| Task statement |
The lines to be extracted begin at the line containing "OCR this image." and end at the last line of the data below; copy them exactly and leave out the pictures.

| Input |
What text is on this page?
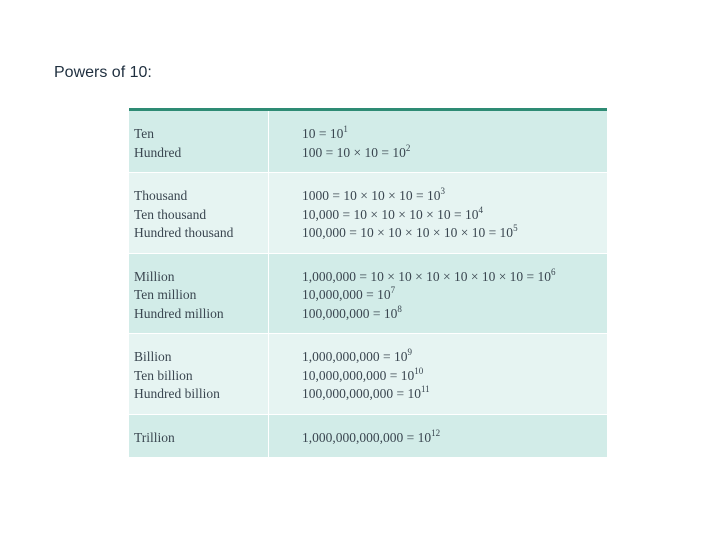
Powers of 10:
Ten
Hundred
$10 = 10^1$
$100 = 10 \times 10 = 10^2$
Thousand
Ten thousand
Hundred thousand
$1000 = 10 \times 10 \times 10 = 10^3$
$10,000 = 10 \times 10 \times 10 \times 10 = 10^4$
$100,000 = 10 \times 10 \times 10 \times 10 \times 10 = 10^5$
Million
Ten million
Hundred million
$1,000,000 = 10 \times 10 \times 10 \times 10 \times 10 \times 10 = 10^6$
$10,000,000 = 10^7$
$100,000,000 = 10^8$
Billion
Ten billion
Hundred billion
$1,000,000,000 = 10^9$
$10,000,000,000 = 10^{10}$
$100,000,000,000 = 10^{11}$
Trillion	$1,000,000,000,000 = 10^{12}$
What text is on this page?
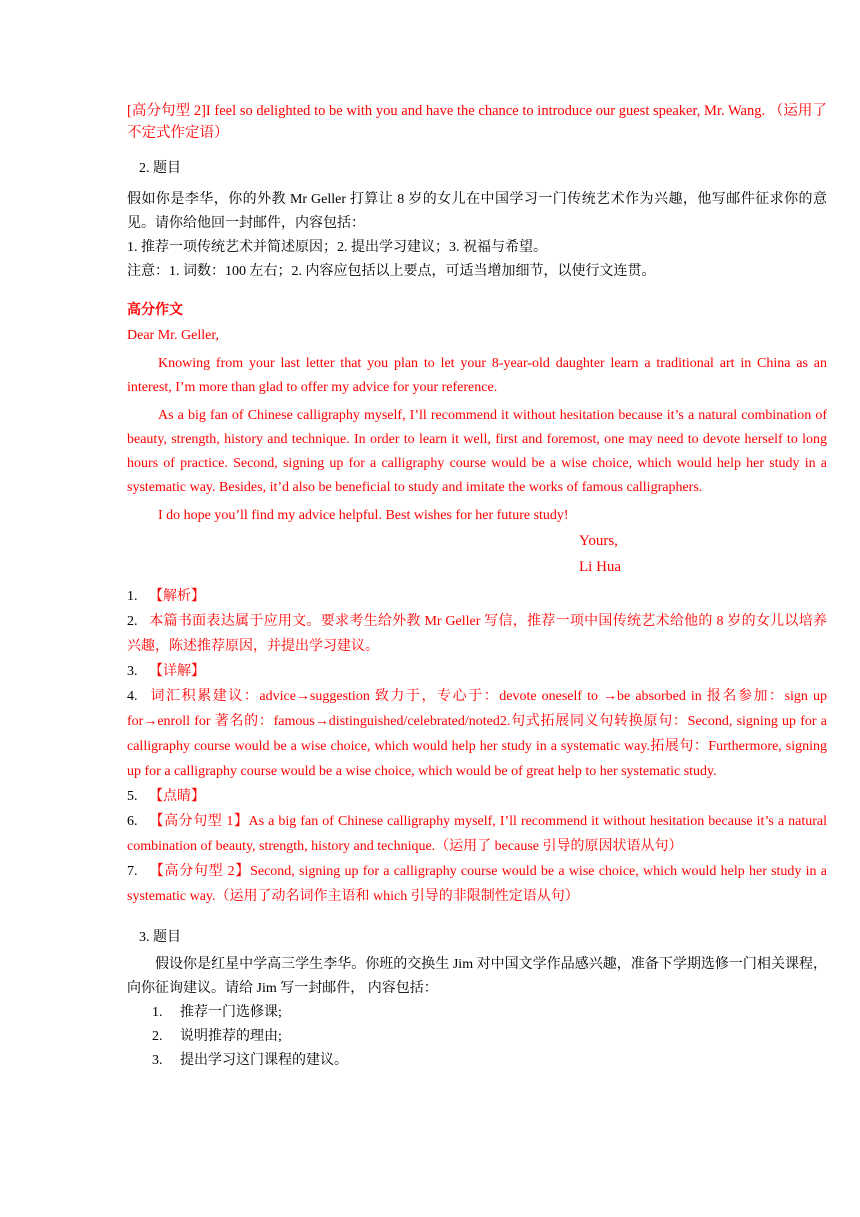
[高分句型 2]I feel so delighted to be with you and have the chance to introduce our guest speaker, Mr. Wang. （运用了不定式作定语）

2. 题目

假如你是李华，你的外教 Mr Geller 打算让 8 岁的女儿在中国学习一门传统艺术作为兴趣，他写邮件征求你的意见。请你给他回一封邮件，内容包括：

1. 推荐一项传统艺术并简述原因；2. 提出学习建议；3. 祝福与希望。

注意：1. 词数：100 左右；2. 内容应包括以上要点，可适当增加细节，以使行文连贯。

高分作文

Dear Mr. Geller,

Knowing from your last letter that you plan to let your 8-year-old daughter learn a traditional art in China as an interest, I’m more than glad to offer my advice for your reference.

As a big fan of Chinese calligraphy myself, I’ll recommend it without hesitation because it’s a natural combination of beauty, strength, history and technique. In order to learn it well, first and foremost, one may need to devote herself to long hours of practice. Second, signing up for a calligraphy course would be a wise choice, which would help her study in a systematic way. Besides, it’d also be beneficial to study and imitate the works of famous calligraphers.

I do hope you’ll find my advice helpful. Best wishes for her future study!

Yours,

Li Hua

1. 【解析】

2. 本篇书面表达属于应用文。要求考生给外教 Mr Geller 写信，推荐一项中国传统艺术给他的 8 岁的女儿以培养兴趣，陈述推荐原因，并提出学习建议。

3. 【详解】

4. 词汇积累建议：advice→suggestion 致力于，专心于：devote oneself to →be absorbed in 报名参加：sign up for→enroll for 著名的：famous→distinguished/celebrated/noted2.句式拓展同义句转换原句：Second, signing up for a calligraphy course would be a wise choice, which would help her study in a systematic way.拓展句：Furthermore, signing up for a calligraphy course would be a wise choice, which would be of great help to her systematic study.

5. 【点睛】

6. 【高分句型 1】As a big fan of Chinese calligraphy myself, I’ll recommend it without hesitation because it’s a natural combination of beauty, strength, history and technique.（运用了 because 引导的原因状语从句）

7. 【高分句型 2】Second, signing up for a calligraphy course would be a wise choice, which would help her study in a systematic way.（运用了动名词作主语和 which 引导的非限制性定语从句）

3. 题目

假设你是红星中学高三学生李华。你班的交换生 Jim 对中国文学作品感兴趣，准备下学期选修一门相关课程， 向你征询建议。请给 Jim 写一封邮件， 内容包括：

1. 推荐一门选修课;
2. 说明推荐的理由;
3. 提出学习这门课程的建议。
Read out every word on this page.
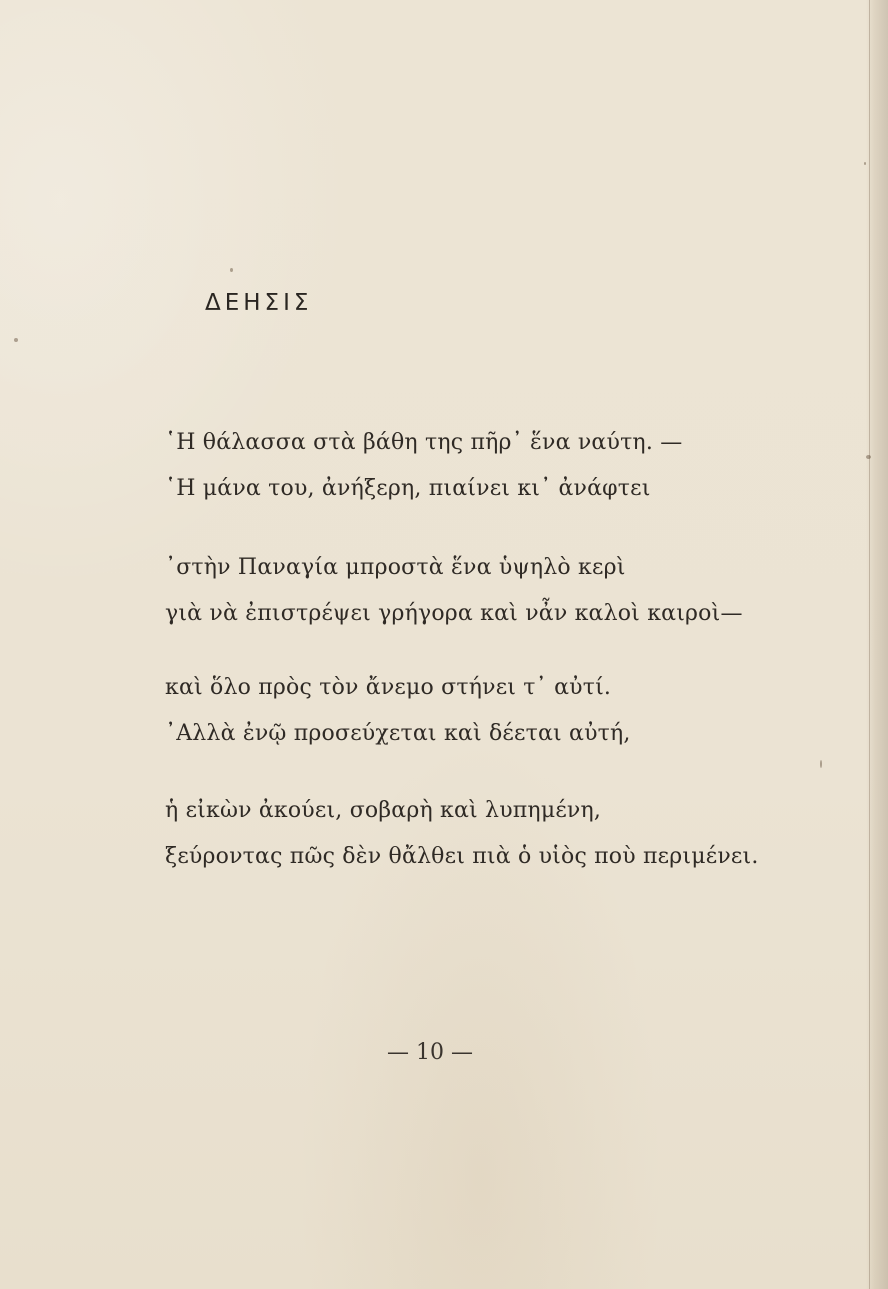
ΔΕΗΣΙΣ
῾Η θάλασσα στὰ βάθη της πῆρ᾽ ἕνα ναύτη. —
῾Η μάνα του, ἀνήξερη, πιαίνει κι᾽ ἀνάφτει
᾽στὴν Παναγία μπροστὰ ἕνα ὑψηλὸ κερὶ
γιὰ νὰ ἐπιστρέψει γρήγορα καὶ νἆν καλοὶ καιροὶ—
καὶ ὅλο πρὸς τὸν ἄνεμο στήνει τ᾽ αὐτί.
᾽Αλλὰ ἐνῷ προσεύχεται καὶ δέεται αὐτή,
ἡ εἰκὼν ἀκούει, σοβαρὴ καὶ λυπημένη,
ξεύροντας πῶς δὲν θἄλθει πιὰ ὁ υἱὸς ποὺ περιμένει.

— 10 —
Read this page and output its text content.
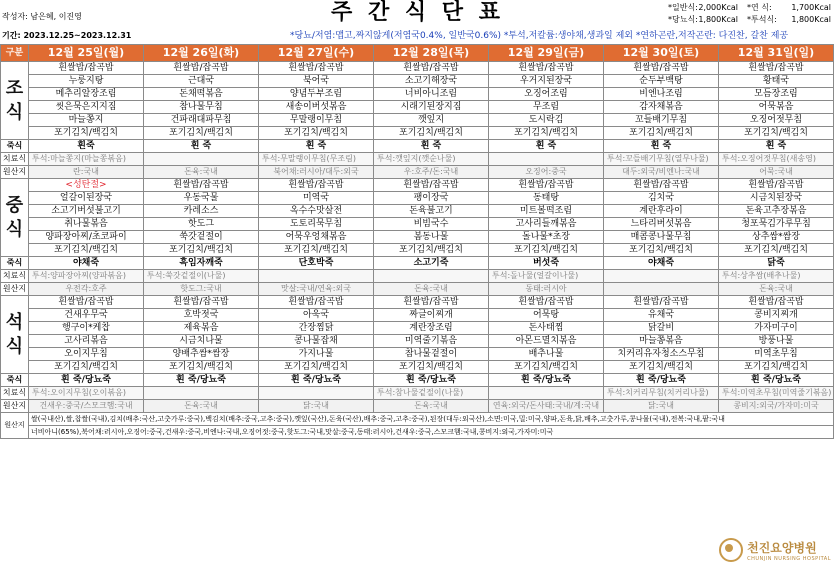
주 간 식 단 표
작성자: 남은혜, 이진영
기간: 2023.12.25~2023.12.31	*당뇨/저염:맵고,짜지않게(저염국0.4%, 일반국0.6%) *투석,저칼륨:생야채,생과일 제외 *연하곤란,저작곤란: 다진찬, 갈찬 제공
*일반식: 2,000Kcal
*당뇨식: 1,800Kcal
*연 식: 1,700Kcal
*투석식: 1,800Kcal
구분	12월 25일(월)	12월 26일(화)	12월 27일(수)	12월 28일(목)	12월 29일(금)	12월 30일(토)	12월 31일(일)

조
식	흰쌀밥/잡곡밥	흰쌀밥/잡곡밥	흰쌀밥/잡곡밥	흰쌀밥/잡곡밥	흰쌀밥/잡곡밥	흰쌀밥/잡곡밥	흰쌀밥/잡곡밥
	누룽지탕	근대국	북어국	소고기해장국	우거지된장국	순두부백탕	황태국
	메추리알장조림	돈채떡볶음	양념두부조림	너비아니조림	오징어조림	비엔나조림	모듬장조림
	씻은묵은지지짐	참나물무침	새송이버섯볶음	시래기된장지짐	무조림	감자채볶음	어묵볶음
	마늘쫑지	건파래대파무침	무말랭이무침	깻잎지	도시락김	꼬들배기무침	오징어젓무침
	포기김치/백김치	포기김치/백김치	포기김치/백김치	포기김치/백김치	포기김치/백김치	포기김치/백김치	포기김치/백김치
죽식	흰죽	흰 죽	흰 죽	흰 죽	흰 죽	흰 죽	흰 죽
치료식	투석:마늘쫑지(마늘쫑볶음)		투석:무말랭이무침(무조림)	투석:깻잎지(깻순나물)		투석:꼬들배기무침(열무나물)	투석:오징어젓무침(새송영)
원산지	란:국내	돈육:국내	북어채:러시아/대두:외국	우:호주/돈:국내	오징어:중국	대두:외국/비엔나:국내	어묵:국내

중
식	<성탄절>	흰쌀밥/잡곡밥	흰쌀밥/잡곡밥	흰쌀밥/잡곡밥	흰쌀밥/잡곡밥	흰쌀밥/잡곡밥	흰쌀밥/잡곡밥
	얼갈이된장국	우동국물	미역국	팽이장국	동태탕	김치국	시금치된장국
	소고기버섯불고기	카레소스	옥수수맛살전	돈육불고기	미트볼떡조림	계란후라이	돈육고추장볶음
	취나물볶음	핫도그	도토리묵무침	비빔국수	고사리들깨볶음	느타리버섯볶음	청포묵김가루무침
	양파장아찌/초코파이	쑥갓겉절이	어묵우엉채볶음	봄동나물	돌나물*초장	매콤콩나물무침	상추쌈*쌈장
	포기김치/백김치	포기김치/백김치	포기김치/백김치	포기김치/백김치	포기김치/백김치	포기김치/백김치	포기김치/백김치
죽식	야채죽	흑임자깨죽	단호박죽	소고기죽	버섯죽	야채죽	닭죽
치료식	투석:양파장아찌(양파볶음)	투석:쑥갓겉절이(나물)			투석:돌나물(얼갈이나물)		투석:상추쌈(배추나물)
원산지	우전각:호주	핫도그:국내	맛살:국내/연육:외국	돈육:국내	동태:러시아		돈육:국내

석
식	흰쌀밥/잡곡밥	흰쌀밥/잡곡밥	흰쌀밥/잡곡밥	흰쌀밥/잡곡밥	흰쌀밥/잡곡밥	흰쌀밥/잡곡밥	흰쌀밥/잡곡밥
	건새우무국	호박젓국	아욱국	짜글이찌개	어묵탕	유채국	콩비지찌개
	행구이*케찹	제육볶음	간장찜닭	계란장조림	돈사태찜	닭갈비	가자미구이
	고사리볶음	시금치나물	콩나물잡채	미역줄기볶음	아몬드멸치볶음	마늘쫑볶음	방풍나물
	오이지무침	양배추쌈*쌈장	가지나물	참나물겉절이	배추나물	치커리유자청소스무침	미역초무침
	포기김치/백김치	포기김치/백김치	포기김치/백김치	포기김치/백김치	포기김치/백김치	포기김치/백김치	포기김치/백김치
죽식	흰 죽/당뇨죽	흰 죽/당뇨죽	흰 죽/당뇨죽	흰 죽/당뇨죽	흰 죽/당뇨죽	흰 죽/당뇨죽	흰 죽/당뇨죽
치료식	투석:오이지무침(오이볶음)			투석:참나물겉절이(나물)		투석:치커리무침(치커리나물)	투석:미역초무침(미역줄기볶음)
원산지	건새우:중국/스모크햄:국내	돈육:국내	닭:국내	돈육:국내	연육:외국/돈사태:국내/계:국내	닭:국내	콩비지:외국/가자미:미국
원산지	쌀(국내산),쌀,찹쌀(국내),김치(배추:국산,고춧가루:중국),백김치(배추:중국,고추:중국),깻잎(국산),돈육(국산),배추:중국,고추:중국),된장(대두:외국산),소면:미국,밀:미국,양파,돈육,닭,배추,고춧가루,콩나물(국내),전복:국내,팥:국내						
	너비아니(65%),북어채:러시아,오징어:중국,건새우:중국,비엔나:국내,오징어젓:중국,핫도그:국내,맛살:중국,동태:러시아,건새우:중국,스모크햄:국내,콩비지:외국,가자미:미국						
천진요양병원
CHUNJIN NURSING HOSPITAL
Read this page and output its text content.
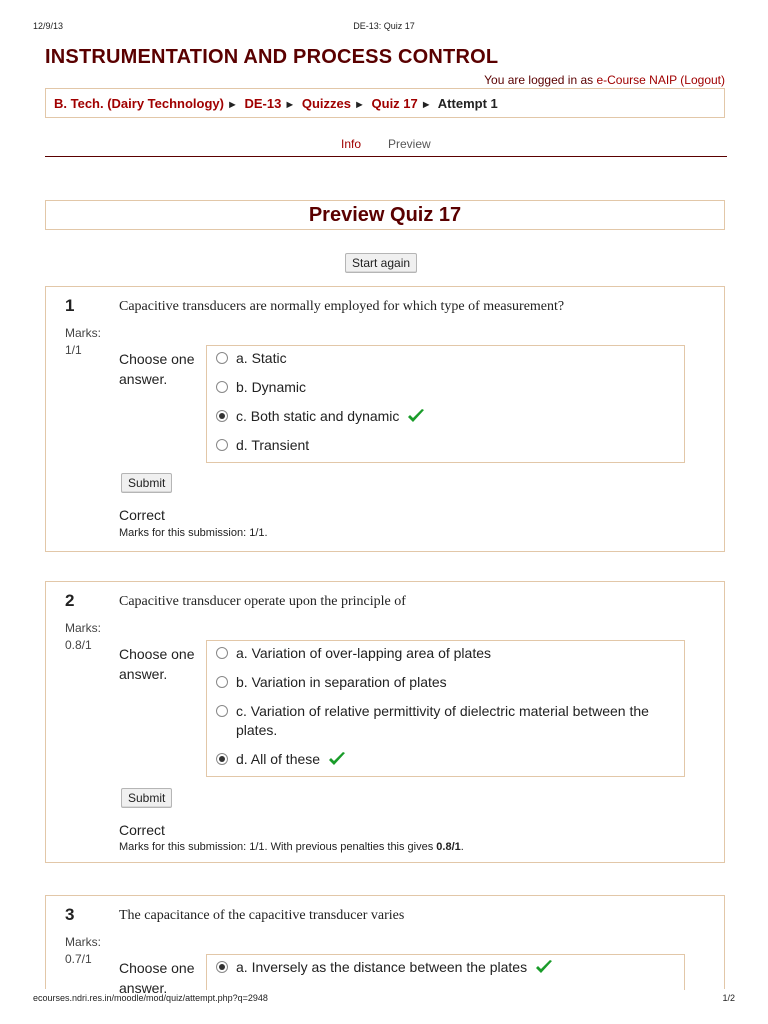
12/9/13	DE-13: Quiz 17
INSTRUMENTATION AND PROCESS CONTROL
You are logged in as e-Course NAIP (Logout)
B. Tech. (Dairy Technology) ► DE-13 ► Quizzes ► Quiz 17 ► Attempt 1
Info Preview
Preview Quiz 17
Start again
1
Marks:
1/1
Capacitive transducers are normally employed for which type of measurement?
Choose one answer.
a. Static
b. Dynamic
c. Both static and dynamic
d. Transient
Submit
Correct
Marks for this submission: 1/1.
2
Marks:
0.8/1
Capacitive transducer operate upon the principle of
Choose one answer.
a. Variation of over-lapping area of plates
b. Variation in separation of plates
c. Variation of relative permittivity of dielectric material between the plates.
d. All of these
Submit
Correct
Marks for this submission: 1/1. With previous penalties this gives 0.8/1.
3
Marks:
0.7/1
The capacitance of the capacitive transducer varies
Choose one answer.
a. Inversely as the distance between the plates
ecourses.ndri.res.in/moodle/mod/quiz/attempt.php?q=2948	1/2
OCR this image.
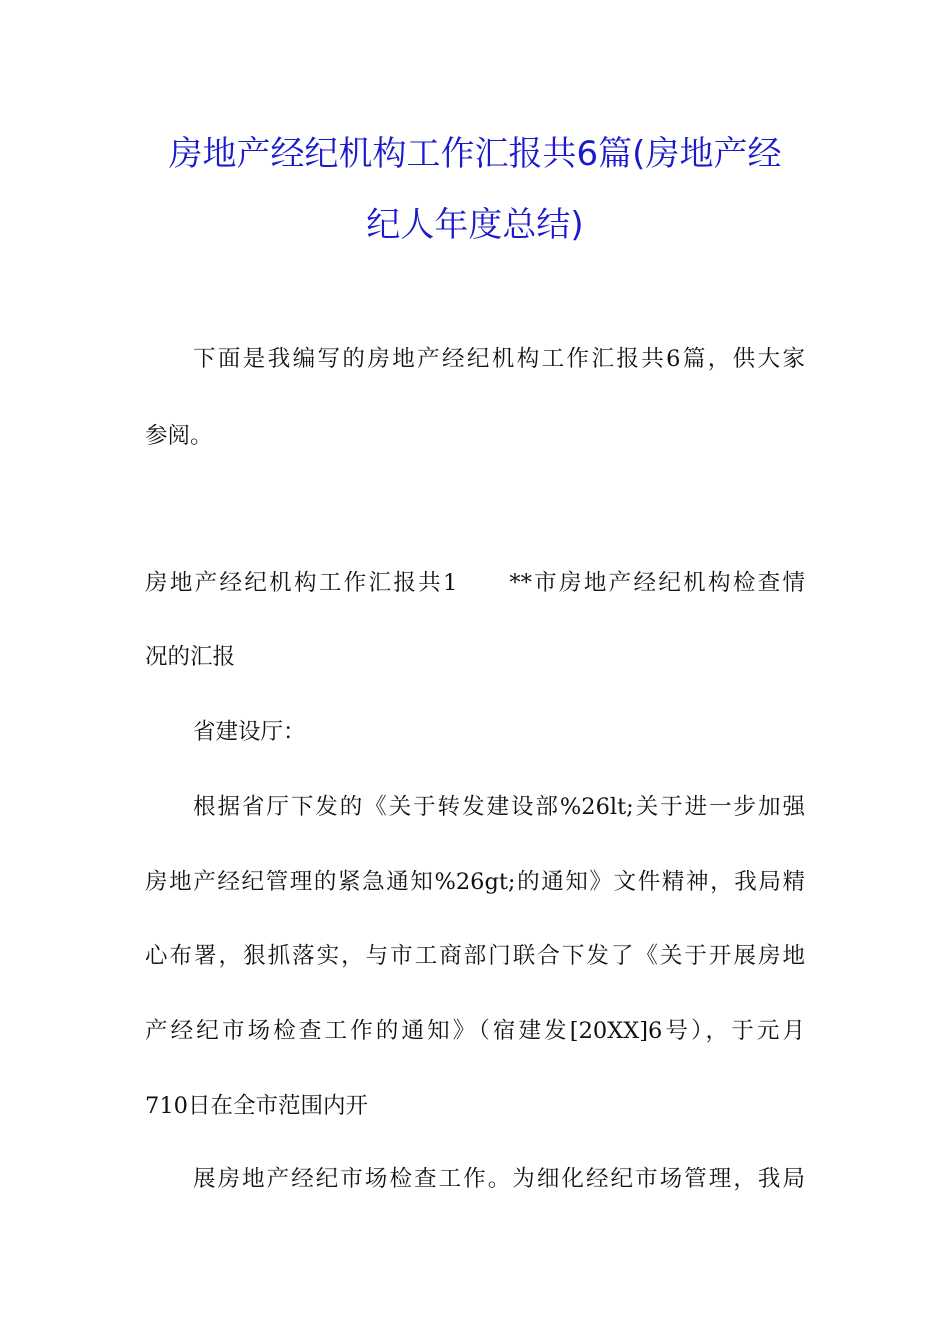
房地产经纪机构工作汇报共6篇(房地产经
纪人年度总结)
下面是我编写的房地产经纪机构工作汇报共6篇，供大家
参阅。
房地产经纪机构工作汇报共1　　**市房地产经纪机构检查情
况的汇报
省建设厅：
根据省厅下发的《关于转发建设部%26lt;关于进一步加强
房地产经纪管理的紧急通知%26gt;的通知》文件精神，我局精
心布署，狠抓落实，与市工商部门联合下发了《关于开展房地
产经纪市场检查工作的通知》（宿建发[20XX]6号），于元月
710日在全市范围内开
展房地产经纪市场检查工作。为细化经纪市场管理，我局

| Finished answer |
OCR this image.
房地产经纪机构工作汇报共6篇(房地产经
纪人年度总结)
下面是我编写的房地产经纪机构工作汇报共6篇，供大家
参阅。
房地产经纪机构工作汇报共1　　**市房地产经纪机构检查情
况的汇报
省建设厅：
根据省厅下发的《关于转发建设部%26lt;关于进一步加强
房地产经纪管理的紧急通知%26gt;的通知》文件精神，我局精
心布署，狠抓落实，与市工商部门联合下发了《关于开展房地
产经纪市场检查工作的通知》（宿建发[20XX]6号），于元月
710日在全市范围内开
展房地产经纪市场检查工作。为细化经纪市场管理，我局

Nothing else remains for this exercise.